▸ The problem
Each line of the entries that mentions the string "States" needs to be reported.

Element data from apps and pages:
■ ■ ■ ■ ■

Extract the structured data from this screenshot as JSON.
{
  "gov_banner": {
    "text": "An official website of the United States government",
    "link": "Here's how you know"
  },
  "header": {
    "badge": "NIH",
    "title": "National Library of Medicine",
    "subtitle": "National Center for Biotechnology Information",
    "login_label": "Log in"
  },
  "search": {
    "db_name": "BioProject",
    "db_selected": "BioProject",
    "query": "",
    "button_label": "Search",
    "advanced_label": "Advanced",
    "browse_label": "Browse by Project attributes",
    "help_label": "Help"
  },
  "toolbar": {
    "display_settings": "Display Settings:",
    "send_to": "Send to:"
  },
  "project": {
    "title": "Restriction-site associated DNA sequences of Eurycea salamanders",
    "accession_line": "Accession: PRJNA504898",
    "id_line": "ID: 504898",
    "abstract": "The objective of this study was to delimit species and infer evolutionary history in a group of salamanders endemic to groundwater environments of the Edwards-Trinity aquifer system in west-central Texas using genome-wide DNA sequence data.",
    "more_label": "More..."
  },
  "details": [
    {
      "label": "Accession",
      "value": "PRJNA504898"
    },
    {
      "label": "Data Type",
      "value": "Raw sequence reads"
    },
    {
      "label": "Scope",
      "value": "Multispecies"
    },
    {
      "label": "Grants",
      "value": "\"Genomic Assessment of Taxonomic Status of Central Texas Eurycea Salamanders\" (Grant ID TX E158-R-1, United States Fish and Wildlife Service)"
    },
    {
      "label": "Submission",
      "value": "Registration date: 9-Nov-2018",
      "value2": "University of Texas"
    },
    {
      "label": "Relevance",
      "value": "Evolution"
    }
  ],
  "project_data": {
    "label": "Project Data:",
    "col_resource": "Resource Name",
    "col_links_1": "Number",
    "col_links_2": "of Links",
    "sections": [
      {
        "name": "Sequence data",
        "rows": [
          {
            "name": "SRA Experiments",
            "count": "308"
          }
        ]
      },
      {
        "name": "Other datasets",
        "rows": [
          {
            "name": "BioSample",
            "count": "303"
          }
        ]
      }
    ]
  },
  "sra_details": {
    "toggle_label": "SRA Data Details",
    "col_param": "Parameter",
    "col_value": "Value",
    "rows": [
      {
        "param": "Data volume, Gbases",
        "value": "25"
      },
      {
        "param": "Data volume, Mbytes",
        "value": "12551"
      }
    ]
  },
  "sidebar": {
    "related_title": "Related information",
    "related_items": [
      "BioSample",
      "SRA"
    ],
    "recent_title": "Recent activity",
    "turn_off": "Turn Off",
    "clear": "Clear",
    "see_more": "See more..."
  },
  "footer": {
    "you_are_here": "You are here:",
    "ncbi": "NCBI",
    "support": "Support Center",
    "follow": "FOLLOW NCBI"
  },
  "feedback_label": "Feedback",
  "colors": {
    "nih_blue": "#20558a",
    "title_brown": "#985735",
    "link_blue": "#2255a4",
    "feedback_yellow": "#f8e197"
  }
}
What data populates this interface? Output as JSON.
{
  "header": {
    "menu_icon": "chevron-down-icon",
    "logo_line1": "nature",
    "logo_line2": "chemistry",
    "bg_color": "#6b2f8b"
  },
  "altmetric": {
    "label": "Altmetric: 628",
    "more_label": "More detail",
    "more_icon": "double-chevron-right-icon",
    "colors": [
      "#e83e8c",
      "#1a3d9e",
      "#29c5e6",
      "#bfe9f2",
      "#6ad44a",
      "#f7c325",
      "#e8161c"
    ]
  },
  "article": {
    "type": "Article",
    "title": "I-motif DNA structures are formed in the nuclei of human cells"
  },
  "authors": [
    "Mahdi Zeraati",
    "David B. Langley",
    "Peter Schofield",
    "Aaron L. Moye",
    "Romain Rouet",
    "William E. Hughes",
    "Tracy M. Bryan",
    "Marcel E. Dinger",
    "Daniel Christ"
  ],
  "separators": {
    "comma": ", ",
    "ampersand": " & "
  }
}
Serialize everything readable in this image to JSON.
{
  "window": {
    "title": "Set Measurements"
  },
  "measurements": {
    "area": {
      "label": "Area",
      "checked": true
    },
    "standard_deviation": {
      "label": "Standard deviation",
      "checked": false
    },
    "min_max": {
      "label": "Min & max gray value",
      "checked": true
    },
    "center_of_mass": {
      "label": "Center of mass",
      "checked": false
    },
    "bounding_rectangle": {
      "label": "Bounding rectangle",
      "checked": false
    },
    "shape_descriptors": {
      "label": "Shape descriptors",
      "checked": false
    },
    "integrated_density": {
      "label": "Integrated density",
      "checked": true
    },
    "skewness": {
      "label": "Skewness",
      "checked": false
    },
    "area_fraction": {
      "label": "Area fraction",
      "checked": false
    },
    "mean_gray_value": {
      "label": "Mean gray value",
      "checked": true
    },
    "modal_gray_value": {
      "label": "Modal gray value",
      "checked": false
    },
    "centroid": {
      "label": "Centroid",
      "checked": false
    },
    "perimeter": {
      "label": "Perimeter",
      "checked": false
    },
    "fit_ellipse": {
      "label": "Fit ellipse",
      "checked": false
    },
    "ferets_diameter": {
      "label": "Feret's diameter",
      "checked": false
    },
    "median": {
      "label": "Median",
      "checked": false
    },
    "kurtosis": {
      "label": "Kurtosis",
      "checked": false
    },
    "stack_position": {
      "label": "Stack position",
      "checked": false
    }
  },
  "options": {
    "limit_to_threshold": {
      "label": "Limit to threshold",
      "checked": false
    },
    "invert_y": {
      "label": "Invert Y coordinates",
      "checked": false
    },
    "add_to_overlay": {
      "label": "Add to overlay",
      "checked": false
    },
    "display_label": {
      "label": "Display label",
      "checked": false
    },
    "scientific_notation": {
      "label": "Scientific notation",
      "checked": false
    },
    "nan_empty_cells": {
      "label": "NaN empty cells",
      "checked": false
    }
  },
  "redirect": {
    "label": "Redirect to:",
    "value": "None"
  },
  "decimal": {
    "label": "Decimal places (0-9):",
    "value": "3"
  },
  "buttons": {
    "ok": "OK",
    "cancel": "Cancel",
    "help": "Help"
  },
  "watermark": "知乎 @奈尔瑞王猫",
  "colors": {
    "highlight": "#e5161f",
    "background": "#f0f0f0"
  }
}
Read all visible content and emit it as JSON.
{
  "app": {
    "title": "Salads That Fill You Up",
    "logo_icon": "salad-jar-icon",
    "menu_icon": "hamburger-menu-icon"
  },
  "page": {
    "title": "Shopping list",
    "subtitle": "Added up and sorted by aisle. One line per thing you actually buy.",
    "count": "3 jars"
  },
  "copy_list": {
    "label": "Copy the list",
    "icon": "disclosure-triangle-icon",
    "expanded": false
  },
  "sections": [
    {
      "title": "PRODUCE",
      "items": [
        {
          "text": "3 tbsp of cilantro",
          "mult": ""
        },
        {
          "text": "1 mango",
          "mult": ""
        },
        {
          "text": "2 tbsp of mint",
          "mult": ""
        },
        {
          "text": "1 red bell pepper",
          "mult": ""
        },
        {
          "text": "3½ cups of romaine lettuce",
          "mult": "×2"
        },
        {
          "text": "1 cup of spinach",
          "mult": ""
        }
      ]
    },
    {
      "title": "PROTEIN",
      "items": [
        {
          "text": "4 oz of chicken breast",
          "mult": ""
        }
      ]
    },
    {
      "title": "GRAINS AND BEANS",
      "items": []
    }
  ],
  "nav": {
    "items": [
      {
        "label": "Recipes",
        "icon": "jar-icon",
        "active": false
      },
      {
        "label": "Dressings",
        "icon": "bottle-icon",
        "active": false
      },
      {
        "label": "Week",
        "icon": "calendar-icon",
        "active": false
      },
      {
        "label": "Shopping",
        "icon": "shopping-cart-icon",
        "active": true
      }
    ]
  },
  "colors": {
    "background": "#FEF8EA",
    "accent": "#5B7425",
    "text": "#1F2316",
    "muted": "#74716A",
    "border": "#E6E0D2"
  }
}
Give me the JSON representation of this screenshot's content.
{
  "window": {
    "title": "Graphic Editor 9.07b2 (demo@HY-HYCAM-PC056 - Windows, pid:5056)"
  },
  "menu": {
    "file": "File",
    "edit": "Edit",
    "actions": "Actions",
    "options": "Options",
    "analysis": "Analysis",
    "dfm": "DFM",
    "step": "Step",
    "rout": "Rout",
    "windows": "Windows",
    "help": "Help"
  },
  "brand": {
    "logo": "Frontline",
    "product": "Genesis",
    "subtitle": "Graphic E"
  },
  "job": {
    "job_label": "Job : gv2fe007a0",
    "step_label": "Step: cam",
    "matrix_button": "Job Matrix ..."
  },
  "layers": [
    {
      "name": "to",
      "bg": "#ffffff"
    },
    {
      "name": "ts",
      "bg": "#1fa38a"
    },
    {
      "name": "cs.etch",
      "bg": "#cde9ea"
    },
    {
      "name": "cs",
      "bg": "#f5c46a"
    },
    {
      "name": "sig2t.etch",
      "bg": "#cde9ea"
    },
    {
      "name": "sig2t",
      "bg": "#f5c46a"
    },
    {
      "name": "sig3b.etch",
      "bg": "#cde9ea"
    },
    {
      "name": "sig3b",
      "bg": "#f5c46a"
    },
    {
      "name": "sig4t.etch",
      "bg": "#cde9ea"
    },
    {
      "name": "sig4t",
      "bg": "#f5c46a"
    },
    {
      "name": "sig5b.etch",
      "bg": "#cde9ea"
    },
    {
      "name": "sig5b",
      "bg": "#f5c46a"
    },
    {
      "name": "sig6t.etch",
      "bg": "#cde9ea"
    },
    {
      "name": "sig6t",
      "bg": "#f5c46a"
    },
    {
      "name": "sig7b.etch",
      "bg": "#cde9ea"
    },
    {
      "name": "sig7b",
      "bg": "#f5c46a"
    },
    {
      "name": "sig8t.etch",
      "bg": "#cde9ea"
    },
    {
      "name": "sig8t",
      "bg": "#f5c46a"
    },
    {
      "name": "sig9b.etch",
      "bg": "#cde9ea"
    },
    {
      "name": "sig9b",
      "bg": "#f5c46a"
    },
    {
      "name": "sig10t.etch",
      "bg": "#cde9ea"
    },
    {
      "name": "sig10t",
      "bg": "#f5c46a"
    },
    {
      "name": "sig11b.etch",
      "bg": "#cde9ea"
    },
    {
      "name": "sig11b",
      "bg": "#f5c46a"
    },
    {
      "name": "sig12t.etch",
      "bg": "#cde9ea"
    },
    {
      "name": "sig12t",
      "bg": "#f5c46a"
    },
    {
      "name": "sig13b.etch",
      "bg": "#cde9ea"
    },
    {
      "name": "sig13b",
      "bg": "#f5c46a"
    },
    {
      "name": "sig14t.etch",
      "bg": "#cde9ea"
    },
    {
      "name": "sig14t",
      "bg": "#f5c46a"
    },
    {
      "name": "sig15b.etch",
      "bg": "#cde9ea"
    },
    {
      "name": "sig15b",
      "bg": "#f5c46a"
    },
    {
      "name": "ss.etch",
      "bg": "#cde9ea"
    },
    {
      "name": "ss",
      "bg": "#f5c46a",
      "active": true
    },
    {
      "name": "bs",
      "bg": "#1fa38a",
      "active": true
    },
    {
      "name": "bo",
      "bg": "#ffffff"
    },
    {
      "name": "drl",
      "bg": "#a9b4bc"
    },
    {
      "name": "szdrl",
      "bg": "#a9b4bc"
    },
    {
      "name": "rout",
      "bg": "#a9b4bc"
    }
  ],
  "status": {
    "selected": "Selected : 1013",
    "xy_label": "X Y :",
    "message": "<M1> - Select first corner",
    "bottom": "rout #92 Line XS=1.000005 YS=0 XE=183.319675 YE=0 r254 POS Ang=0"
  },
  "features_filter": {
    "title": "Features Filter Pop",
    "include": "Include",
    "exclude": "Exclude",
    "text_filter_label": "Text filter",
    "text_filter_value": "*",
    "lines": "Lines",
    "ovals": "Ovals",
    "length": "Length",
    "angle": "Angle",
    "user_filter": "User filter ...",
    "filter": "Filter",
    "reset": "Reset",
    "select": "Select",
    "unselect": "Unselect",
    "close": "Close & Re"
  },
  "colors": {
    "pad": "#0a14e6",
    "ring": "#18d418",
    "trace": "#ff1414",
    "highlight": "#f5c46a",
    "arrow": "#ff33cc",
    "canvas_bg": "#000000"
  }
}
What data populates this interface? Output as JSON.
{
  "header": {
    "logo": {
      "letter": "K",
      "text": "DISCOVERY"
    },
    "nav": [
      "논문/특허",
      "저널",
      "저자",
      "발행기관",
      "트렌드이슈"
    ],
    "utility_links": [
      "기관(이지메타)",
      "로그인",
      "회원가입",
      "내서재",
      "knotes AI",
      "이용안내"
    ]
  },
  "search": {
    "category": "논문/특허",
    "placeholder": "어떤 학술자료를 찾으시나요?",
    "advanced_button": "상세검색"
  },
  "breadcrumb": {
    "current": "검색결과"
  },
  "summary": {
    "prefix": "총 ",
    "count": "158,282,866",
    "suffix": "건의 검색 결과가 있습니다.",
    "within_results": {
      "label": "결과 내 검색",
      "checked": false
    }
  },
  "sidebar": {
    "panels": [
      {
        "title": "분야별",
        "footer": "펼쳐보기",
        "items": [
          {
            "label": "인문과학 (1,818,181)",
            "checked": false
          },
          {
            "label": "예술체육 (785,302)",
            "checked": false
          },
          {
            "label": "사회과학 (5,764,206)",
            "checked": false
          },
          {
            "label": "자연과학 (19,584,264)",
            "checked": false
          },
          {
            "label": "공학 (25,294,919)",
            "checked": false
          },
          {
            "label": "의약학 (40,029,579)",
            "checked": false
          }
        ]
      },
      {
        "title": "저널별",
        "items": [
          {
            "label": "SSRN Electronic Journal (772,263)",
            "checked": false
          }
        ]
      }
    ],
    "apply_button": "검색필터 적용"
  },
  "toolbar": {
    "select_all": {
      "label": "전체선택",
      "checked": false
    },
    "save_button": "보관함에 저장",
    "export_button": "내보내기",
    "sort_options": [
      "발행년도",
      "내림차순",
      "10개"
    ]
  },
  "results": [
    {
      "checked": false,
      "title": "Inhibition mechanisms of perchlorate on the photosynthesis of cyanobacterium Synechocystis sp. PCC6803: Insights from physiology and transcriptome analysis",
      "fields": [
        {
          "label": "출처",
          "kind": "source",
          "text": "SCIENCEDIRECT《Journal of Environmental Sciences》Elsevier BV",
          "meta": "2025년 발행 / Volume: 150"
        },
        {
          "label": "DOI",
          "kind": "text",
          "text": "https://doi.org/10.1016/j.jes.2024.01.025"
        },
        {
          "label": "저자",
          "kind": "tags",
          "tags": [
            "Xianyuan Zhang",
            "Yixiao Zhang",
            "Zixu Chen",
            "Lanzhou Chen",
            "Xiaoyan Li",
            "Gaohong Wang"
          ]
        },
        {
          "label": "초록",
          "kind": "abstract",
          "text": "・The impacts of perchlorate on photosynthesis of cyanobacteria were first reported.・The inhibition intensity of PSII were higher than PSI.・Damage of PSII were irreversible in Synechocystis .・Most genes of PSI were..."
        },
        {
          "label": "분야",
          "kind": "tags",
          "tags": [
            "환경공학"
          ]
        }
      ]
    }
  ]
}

■ ■ ■ ■ ■

▸ Answer space
    "text": "An official website of the United States government",
      "value": "\"Genomic Assessment of Taxonomic Status of Central Texas Eurycea Salamanders\" (Grant ID TX E158-R-1, United States Fish and Wildlife Service)"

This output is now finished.